Aim of the exercise:
Search the material and gather each line with "image" in it.

Stored entries:
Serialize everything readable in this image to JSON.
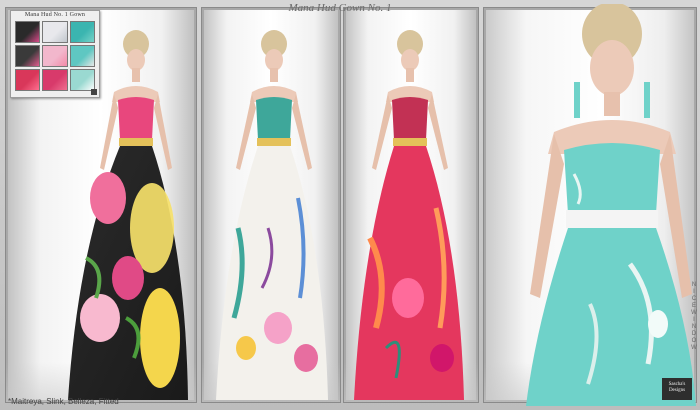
{
  "hud": {
    "title": "Mana Hud No. 1 Gown",
    "swatches": [
      {
        "color": "#2a2a2a",
        "accent": "#d94b8a"
      },
      {
        "color": "#e8e8ec",
        "accent": "#c0c6cc"
      },
      {
        "color": "#3bb5b0",
        "accent": "#78d3c9"
      },
      {
        "color": "#3a3a3a",
        "accent": "#e25c8e"
      },
      {
        "color": "#f2b7cc",
        "accent": "#f38aa8"
      },
      {
        "color": "#5fc7c2",
        "accent": "#e8e8e8"
      },
      {
        "color": "#d9375a",
        "accent": "#ff6f8f"
      },
      {
        "color": "#d83a6b",
        "accent": "#f06f90"
      },
      {
        "color": "#9ad9d1",
        "accent": "#ffffff"
      }
    ]
  },
  "heading": "Mana Hud Gown No. 1",
  "vertical_brand": "NICEWINDOW",
  "brand_box": "Sascha's Designs",
  "footnote": "*Maitreya, Slink, Belleza, Fitted",
  "palette": {
    "skin": "#eccab8",
    "hair": "#d8c49c",
    "gown1_base": "#f3a7c4",
    "gown1_accent": "#f6e16a",
    "gown2_base": "#f3f1ec",
    "gown2_accent": "#3ea79a",
    "gown3_base": "#e4375e",
    "gown3_accent": "#ff8a4c",
    "gown4_base": "#6fd2c9",
    "belt": "#e4c15a",
    "belt_white": "#f4f4f4"
  }
}
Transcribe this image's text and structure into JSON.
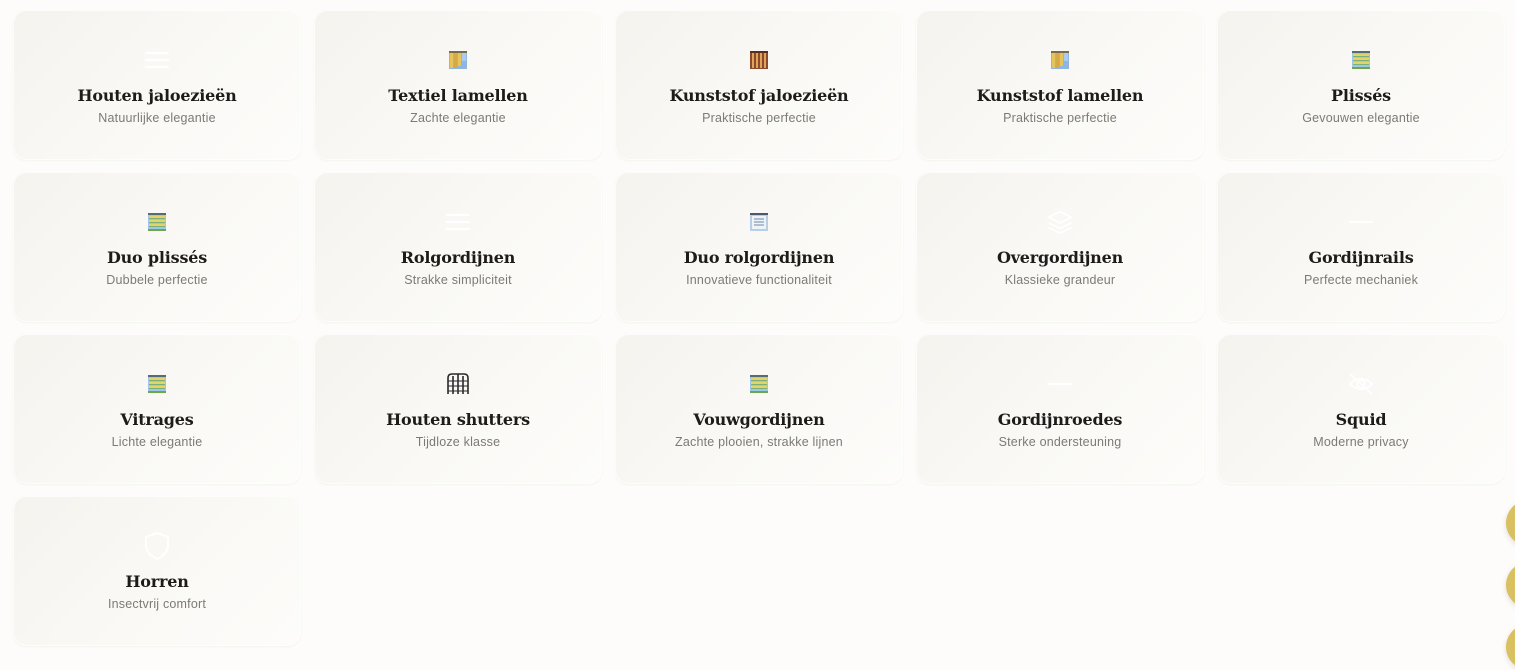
{
  "products": [
    {
      "title": "Houten jaloezieën",
      "subtitle": "Natuurlijke elegantie",
      "icon": "menu-lines-icon"
    },
    {
      "title": "Textiel lamellen",
      "subtitle": "Zachte elegantie",
      "icon": "vertical-blinds-icon"
    },
    {
      "title": "Kunststof jaloezieën",
      "subtitle": "Praktische perfectie",
      "icon": "wooden-blinds-icon"
    },
    {
      "title": "Kunststof lamellen",
      "subtitle": "Praktische perfectie",
      "icon": "vertical-blinds-icon"
    },
    {
      "title": "Plissés",
      "subtitle": "Gevouwen elegantie",
      "icon": "pleated-blind-icon"
    },
    {
      "title": "Duo plissés",
      "subtitle": "Dubbele perfectie",
      "icon": "pleated-blind-icon"
    },
    {
      "title": "Rolgordijnen",
      "subtitle": "Strakke simpliciteit",
      "icon": "menu-lines-icon"
    },
    {
      "title": "Duo rolgordijnen",
      "subtitle": "Innovatieve functionaliteit",
      "icon": "roller-blind-icon"
    },
    {
      "title": "Overgordijnen",
      "subtitle": "Klassieke grandeur",
      "icon": "layers-icon"
    },
    {
      "title": "Gordijnrails",
      "subtitle": "Perfecte mechaniek",
      "icon": "minus-icon"
    },
    {
      "title": "Vitrages",
      "subtitle": "Lichte elegantie",
      "icon": "pleated-blind-icon"
    },
    {
      "title": "Houten shutters",
      "subtitle": "Tijdloze klasse",
      "icon": "shutters-icon"
    },
    {
      "title": "Vouwgordijnen",
      "subtitle": "Zachte plooien, strakke lijnen",
      "icon": "pleated-blind-icon"
    },
    {
      "title": "Gordijnroedes",
      "subtitle": "Sterke ondersteuning",
      "icon": "minus-icon"
    },
    {
      "title": "Squid",
      "subtitle": "Moderne privacy",
      "icon": "eye-off-icon"
    },
    {
      "title": "Horren",
      "subtitle": "Insectvrij comfort",
      "icon": "shield-icon"
    }
  ],
  "colors": {
    "accent": "#d9c061",
    "title": "#1d1c1a",
    "subtitle": "#7d7a73",
    "card_bg": "#f7f5f0",
    "page_bg": "#fdfcfa"
  },
  "floating_buttons": [
    "floating-action-button",
    "floating-action-button",
    "floating-action-button"
  ]
}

Reply to the exercise:
Serialize everything readable in this image to JSON.
Transcribe this image's text and structure into JSON.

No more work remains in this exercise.